### Written task
Transcribe the records that follow exactly. Skip the pictures.

=== Records shown ===

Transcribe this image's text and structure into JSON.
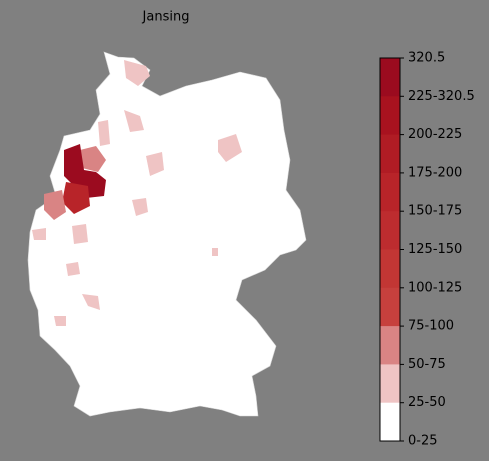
{
  "title": "Jansing",
  "colorbar": {
    "labels": [
      "320.5",
      "225-320.5",
      "200-225",
      "175-200",
      "150-175",
      "125-150",
      "100-125",
      "75-100",
      "50-75",
      "25-50",
      "0-25"
    ],
    "colors": [
      "#9b0b1f",
      "#a8121f",
      "#b01c24",
      "#b82429",
      "#bd2c2f",
      "#c23634",
      "#c6403d",
      "#d98484",
      "#efc4c4",
      "#ffffff"
    ]
  }
}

===

### Answer
Transcribe this image's text and structure into JSON.
{
  "title": "Jansing",
  "colorbar": {
    "labels": [
      "320.5",
      "225-320.5",
      "200-225",
      "175-200",
      "150-175",
      "125-150",
      "100-125",
      "75-100",
      "50-75",
      "25-50",
      "0-25"
    ],
    "colors": [
      "#9b0b1f",
      "#a8121f",
      "#b01c24",
      "#b82429",
      "#bd2c2f",
      "#c23634",
      "#c6403d",
      "#d98484",
      "#efc4c4",
      "#ffffff"
    ]
  }
}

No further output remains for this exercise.